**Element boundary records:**
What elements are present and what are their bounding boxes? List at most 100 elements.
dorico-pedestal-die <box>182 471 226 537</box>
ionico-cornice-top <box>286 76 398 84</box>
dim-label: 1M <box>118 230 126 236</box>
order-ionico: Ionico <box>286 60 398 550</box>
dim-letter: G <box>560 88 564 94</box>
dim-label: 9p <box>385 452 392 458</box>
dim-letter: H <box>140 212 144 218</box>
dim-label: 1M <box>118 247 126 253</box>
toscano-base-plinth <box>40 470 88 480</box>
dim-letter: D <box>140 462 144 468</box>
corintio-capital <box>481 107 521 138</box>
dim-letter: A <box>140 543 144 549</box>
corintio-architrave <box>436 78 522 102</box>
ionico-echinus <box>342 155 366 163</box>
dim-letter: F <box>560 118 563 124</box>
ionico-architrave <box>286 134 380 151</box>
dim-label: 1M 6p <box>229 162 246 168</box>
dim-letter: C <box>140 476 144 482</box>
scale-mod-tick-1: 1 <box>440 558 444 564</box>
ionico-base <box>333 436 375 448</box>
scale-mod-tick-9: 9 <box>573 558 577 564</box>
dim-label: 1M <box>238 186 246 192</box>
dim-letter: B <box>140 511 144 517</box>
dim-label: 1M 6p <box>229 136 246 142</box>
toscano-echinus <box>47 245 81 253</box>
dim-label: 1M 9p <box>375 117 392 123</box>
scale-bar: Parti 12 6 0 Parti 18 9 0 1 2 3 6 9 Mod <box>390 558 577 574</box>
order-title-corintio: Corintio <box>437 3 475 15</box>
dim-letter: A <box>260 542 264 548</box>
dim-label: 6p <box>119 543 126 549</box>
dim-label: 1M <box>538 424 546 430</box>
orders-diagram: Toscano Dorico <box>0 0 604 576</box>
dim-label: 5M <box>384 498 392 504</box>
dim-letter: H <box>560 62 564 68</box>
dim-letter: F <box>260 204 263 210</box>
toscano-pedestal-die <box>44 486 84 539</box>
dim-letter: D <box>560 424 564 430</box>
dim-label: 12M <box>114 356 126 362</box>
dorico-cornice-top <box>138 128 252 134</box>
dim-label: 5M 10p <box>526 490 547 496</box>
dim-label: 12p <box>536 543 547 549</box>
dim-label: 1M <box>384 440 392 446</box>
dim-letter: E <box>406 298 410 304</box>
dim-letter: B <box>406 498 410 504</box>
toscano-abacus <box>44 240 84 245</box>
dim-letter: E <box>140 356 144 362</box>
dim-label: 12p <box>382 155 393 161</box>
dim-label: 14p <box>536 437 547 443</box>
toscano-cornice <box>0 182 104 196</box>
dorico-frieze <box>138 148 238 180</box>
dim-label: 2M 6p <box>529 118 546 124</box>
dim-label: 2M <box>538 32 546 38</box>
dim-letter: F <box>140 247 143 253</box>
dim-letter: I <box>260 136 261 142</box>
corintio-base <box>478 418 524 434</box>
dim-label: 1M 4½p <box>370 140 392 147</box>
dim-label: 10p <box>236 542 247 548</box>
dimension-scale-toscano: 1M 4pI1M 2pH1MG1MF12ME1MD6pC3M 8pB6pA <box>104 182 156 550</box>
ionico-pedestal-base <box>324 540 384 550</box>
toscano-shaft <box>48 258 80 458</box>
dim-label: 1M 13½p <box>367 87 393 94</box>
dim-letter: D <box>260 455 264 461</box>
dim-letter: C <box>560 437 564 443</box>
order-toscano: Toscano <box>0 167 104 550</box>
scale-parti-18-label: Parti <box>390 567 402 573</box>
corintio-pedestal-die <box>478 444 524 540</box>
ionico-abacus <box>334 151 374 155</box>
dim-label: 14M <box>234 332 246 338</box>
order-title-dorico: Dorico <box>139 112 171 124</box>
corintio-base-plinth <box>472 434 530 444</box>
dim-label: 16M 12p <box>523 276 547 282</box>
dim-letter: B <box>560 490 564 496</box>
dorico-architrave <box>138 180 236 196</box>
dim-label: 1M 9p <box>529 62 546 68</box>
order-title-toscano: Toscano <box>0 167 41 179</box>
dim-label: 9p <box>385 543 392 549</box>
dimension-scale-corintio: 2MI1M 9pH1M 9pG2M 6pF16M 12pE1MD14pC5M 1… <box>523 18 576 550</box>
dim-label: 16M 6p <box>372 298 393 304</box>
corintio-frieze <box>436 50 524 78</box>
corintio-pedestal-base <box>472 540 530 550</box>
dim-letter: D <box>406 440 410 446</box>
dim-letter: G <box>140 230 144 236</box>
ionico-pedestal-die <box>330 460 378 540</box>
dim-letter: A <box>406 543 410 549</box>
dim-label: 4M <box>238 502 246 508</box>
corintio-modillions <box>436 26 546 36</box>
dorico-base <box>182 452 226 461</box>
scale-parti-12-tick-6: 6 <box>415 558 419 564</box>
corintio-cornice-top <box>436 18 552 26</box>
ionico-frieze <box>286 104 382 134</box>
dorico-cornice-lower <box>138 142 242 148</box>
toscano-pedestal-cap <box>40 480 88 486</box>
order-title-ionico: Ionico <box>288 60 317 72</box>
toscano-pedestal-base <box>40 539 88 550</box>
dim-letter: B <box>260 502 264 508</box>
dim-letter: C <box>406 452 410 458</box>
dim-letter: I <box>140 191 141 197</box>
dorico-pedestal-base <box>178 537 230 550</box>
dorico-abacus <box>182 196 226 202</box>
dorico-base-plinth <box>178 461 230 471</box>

**WORK INSTRUCTIONS:** Repeat the material above verbatim, line for line, without any alteration.

**FULL RESPONSE:**
What elements are present and what are their bounding boxes? List at most 100 elements.
dorico-pedestal-die <box>182 471 226 537</box>
ionico-cornice-top <box>286 76 398 84</box>
dim-label: 1M <box>118 230 126 236</box>
order-ionico: Ionico <box>286 60 398 550</box>
dim-letter: G <box>560 88 564 94</box>
dim-label: 9p <box>385 452 392 458</box>
dim-letter: H <box>140 212 144 218</box>
dim-label: 1M <box>118 247 126 253</box>
toscano-base-plinth <box>40 470 88 480</box>
dim-letter: D <box>140 462 144 468</box>
corintio-capital <box>481 107 521 138</box>
dim-letter: A <box>140 543 144 549</box>
corintio-architrave <box>436 78 522 102</box>
ionico-echinus <box>342 155 366 163</box>
dim-letter: F <box>560 118 563 124</box>
ionico-architrave <box>286 134 380 151</box>
dim-label: 1M 6p <box>229 162 246 168</box>
dim-letter: C <box>140 476 144 482</box>
scale-mod-tick-1: 1 <box>440 558 444 564</box>
ionico-base <box>333 436 375 448</box>
scale-mod-tick-9: 9 <box>573 558 577 564</box>
dim-label: 1M <box>238 186 246 192</box>
dim-letter: B <box>140 511 144 517</box>
dim-label: 1M 6p <box>229 136 246 142</box>
toscano-echinus <box>47 245 81 253</box>
dim-label: 1M 9p <box>375 117 392 123</box>
scale-bar: Parti 12 6 0 Parti 18 9 0 1 2 3 6 9 Mod <box>390 558 577 574</box>
order-title-corintio: Corintio <box>437 3 475 15</box>
dim-letter: A <box>260 542 264 548</box>
dim-label: 6p <box>119 543 126 549</box>
dim-label: 1M <box>538 424 546 430</box>
orders-diagram: Toscano Dorico <box>0 0 604 576</box>
dim-label: 5M <box>384 498 392 504</box>
dim-letter: H <box>560 62 564 68</box>
dim-letter: F <box>260 204 263 210</box>
toscano-pedestal-die <box>44 486 84 539</box>
dim-letter: D <box>560 424 564 430</box>
dim-label: 12M <box>114 356 126 362</box>
dorico-cornice-top <box>138 128 252 134</box>
dim-label: 5M 10p <box>526 490 547 496</box>
dim-label: 12p <box>536 543 547 549</box>
dim-label: 1M <box>384 440 392 446</box>
dim-letter: E <box>406 298 410 304</box>
dim-letter: B <box>406 498 410 504</box>
toscano-abacus <box>44 240 84 245</box>
dim-letter: E <box>140 356 144 362</box>
dim-label: 12p <box>382 155 393 161</box>
dim-label: 14p <box>536 437 547 443</box>
toscano-cornice <box>0 182 104 196</box>
dorico-frieze <box>138 148 238 180</box>
dim-label: 2M 6p <box>529 118 546 124</box>
dim-label: 2M <box>538 32 546 38</box>
dim-letter: F <box>140 247 143 253</box>
dim-letter: I <box>260 136 261 142</box>
corintio-base <box>478 418 524 434</box>
dim-label: 1M 4½p <box>370 140 392 147</box>
dim-label: 10p <box>236 542 247 548</box>
dimension-scale-toscano: 1M 4pI1M 2pH1MG1MF12ME1MD6pC3M 8pB6pA <box>104 182 156 550</box>
ionico-pedestal-base <box>324 540 384 550</box>
toscano-shaft <box>48 258 80 458</box>
dim-label: 1M 13½p <box>367 87 393 94</box>
dim-letter: D <box>260 455 264 461</box>
dim-letter: C <box>560 437 564 443</box>
order-toscano: Toscano <box>0 167 104 550</box>
scale-parti-18-label: Parti <box>390 567 402 573</box>
corintio-pedestal-die <box>478 444 524 540</box>
ionico-abacus <box>334 151 374 155</box>
dim-label: 14M <box>234 332 246 338</box>
order-title-dorico: Dorico <box>139 112 171 124</box>
corintio-base-plinth <box>472 434 530 444</box>
dim-label: 16M 12p <box>523 276 547 282</box>
dim-letter: B <box>560 490 564 496</box>
dorico-architrave <box>138 180 236 196</box>
dim-label: 1M 9p <box>529 62 546 68</box>
order-title-toscano: Toscano <box>0 167 41 179</box>
dim-label: 9p <box>385 543 392 549</box>
dimension-scale-corintio: 2MI1M 9pH1M 9pG2M 6pF16M 12pE1MD14pC5M 1… <box>523 18 576 550</box>
dim-label: 16M 6p <box>372 298 393 304</box>
corintio-frieze <box>436 50 524 78</box>
corintio-pedestal-base <box>472 540 530 550</box>
dim-letter: D <box>406 440 410 446</box>
dim-letter: G <box>140 230 144 236</box>
ionico-pedestal-die <box>330 460 378 540</box>
dim-letter: A <box>406 543 410 549</box>
dim-label: 4M <box>238 502 246 508</box>
corintio-modillions <box>436 26 546 36</box>
dorico-base <box>182 452 226 461</box>
scale-parti-12-tick-6: 6 <box>415 558 419 564</box>
corintio-cornice-top <box>436 18 552 26</box>
ionico-frieze <box>286 104 382 134</box>
dorico-cornice-lower <box>138 142 242 148</box>
toscano-pedestal-cap <box>40 480 88 486</box>
order-title-ionico: Ionico <box>288 60 317 72</box>
toscano-pedestal-base <box>40 539 88 550</box>
dim-letter: B <box>260 502 264 508</box>
dim-letter: C <box>406 452 410 458</box>
dim-letter: I <box>140 191 141 197</box>
dorico-pedestal-base <box>178 537 230 550</box>
dorico-abacus <box>182 196 226 202</box>
dorico-base-plinth <box>178 461 230 471</box>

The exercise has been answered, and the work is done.